TASK:
Images do not belong in the copy. Retype all the entries below exactly.

[Extracts from a graphics dataset]
▶

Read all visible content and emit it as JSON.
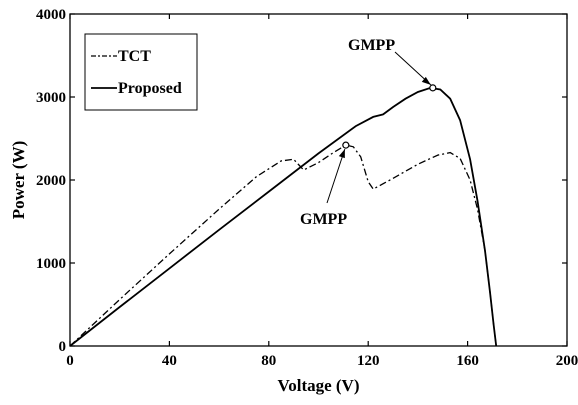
{
  "chart_data": {
    "type": "line",
    "title": "",
    "xlabel": "Voltage (V)",
    "ylabel": "Power (W)",
    "xlim": [
      0,
      200
    ],
    "ylim": [
      0,
      4000
    ],
    "xticks": [
      0,
      40,
      80,
      120,
      160,
      200
    ],
    "yticks": [
      0,
      1000,
      2000,
      3000,
      4000
    ],
    "xtick_labels": [
      "0",
      "40",
      "80",
      "120",
      "160",
      "200"
    ],
    "ytick_labels": [
      "0",
      "1000",
      "2000",
      "3000",
      "4000"
    ],
    "grid": false,
    "legend_position": "top-left",
    "series": [
      {
        "name": "TCT",
        "line_style": "dash-dot",
        "color": "#000000",
        "x": [
          0,
          20,
          40,
          60,
          75,
          85,
          90,
          94,
          100,
          106,
          111,
          114,
          117,
          120,
          122,
          130,
          140,
          148,
          153,
          157,
          161,
          164,
          167,
          169,
          170.5,
          171.5
        ],
        "y": [
          0,
          560,
          1110,
          1650,
          2040,
          2230,
          2250,
          2120,
          2210,
          2330,
          2420,
          2400,
          2280,
          1980,
          1890,
          2020,
          2190,
          2300,
          2330,
          2260,
          2000,
          1650,
          1150,
          650,
          250,
          0
        ]
      },
      {
        "name": "Proposed",
        "line_style": "solid",
        "color": "#000000",
        "x": [
          0,
          20,
          40,
          60,
          80,
          100,
          115,
          122,
          126,
          130,
          135,
          140,
          145,
          149,
          153,
          157,
          161,
          164,
          167,
          169,
          170.5,
          171.5
        ],
        "y": [
          0,
          470,
          935,
          1400,
          1860,
          2320,
          2650,
          2760,
          2790,
          2880,
          2980,
          3060,
          3110,
          3090,
          2980,
          2720,
          2250,
          1750,
          1150,
          650,
          250,
          0
        ]
      }
    ],
    "annotations": [
      {
        "text": "GMPP",
        "marker_x": 146,
        "marker_y": 3110
      },
      {
        "text": "GMPP",
        "marker_x": 111,
        "marker_y": 2420
      }
    ]
  }
}
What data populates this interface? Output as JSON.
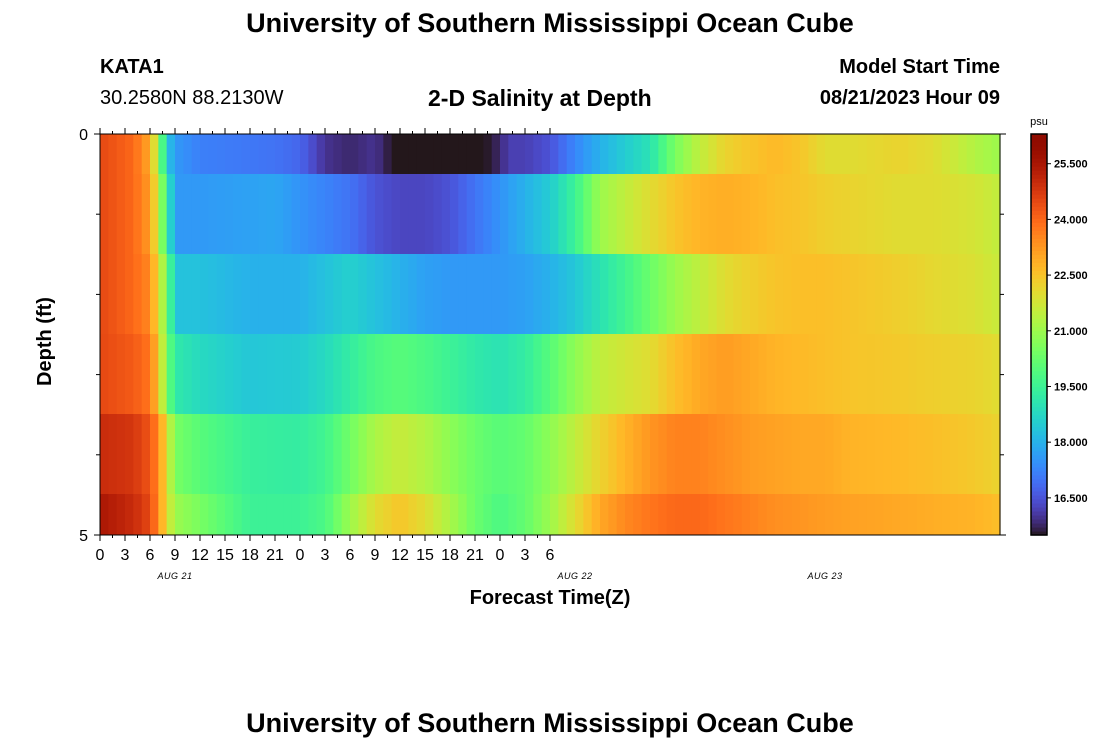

◀

RESULT:
Read all visible content and emit it as JSON.
{
  "chart_data": {
    "type": "line",
    "title": "",
    "xlabel": "Voltage (V)",
    "ylabel": "Power (W)",
    "xlim": [
      0,
      200
    ],
    "ylim": [
      0,
      4000
    ],
    "xticks": [
      0,
      40,
      80,
      120,
      160,
      200
    ],
    "yticks": [
      0,
      1000,
      2000,
      3000,
      4000
    ],
    "xtick_labels": [
      "0",
      "40",
      "80",
      "120",
      "160",
      "200"
    ],
    "ytick_labels": [
      "0",
      "1000",
      "2000",
      "3000",
      "4000"
    ],
    "grid": false,
    "legend_position": "top-left",
    "series": [
      {
        "name": "TCT",
        "line_style": "dash-dot",
        "color": "#000000",
        "x": [
          0,
          20,
          40,
          60,
          75,
          85,
          90,
          94,
          100,
          106,
          111,
          114,
          117,
          120,
          122,
          130,
          140,
          148,
          153,
          157,
          161,
          164,
          167,
          169,
          170.5,
          171.5
        ],
        "y": [
          0,
          560,
          1110,
          1650,
          2040,
          2230,
          2250,
          2120,
          2210,
          2330,
          2420,
          2400,
          2280,
          1980,
          1890,
          2020,
          2190,
          2300,
          2330,
          2260,
          2000,
          1650,
          1150,
          650,
          250,
          0
        ]
      },
      {
        "name": "Proposed",
        "line_style": "solid",
        "color": "#000000",
        "x": [
          0,
          20,
          40,
          60,
          80,
          100,
          115,
          122,
          126,
          130,
          135,
          140,
          145,
          149,
          153,
          157,
          161,
          164,
          167,
          169,
          170.5,
          171.5
        ],
        "y": [
          0,
          470,
          935,
          1400,
          1860,
          2320,
          2650,
          2760,
          2790,
          2880,
          2980,
          3060,
          3110,
          3090,
          2980,
          2720,
          2250,
          1750,
          1150,
          650,
          250,
          0
        ]
      }
    ],
    "annotations": [
      {
        "text": "GMPP",
        "marker_x": 146,
        "marker_y": 3110
      },
      {
        "text": "GMPP",
        "marker_x": 111,
        "marker_y": 2420
      }
    ]
  }
}
What data populates this interface? Output as JSON.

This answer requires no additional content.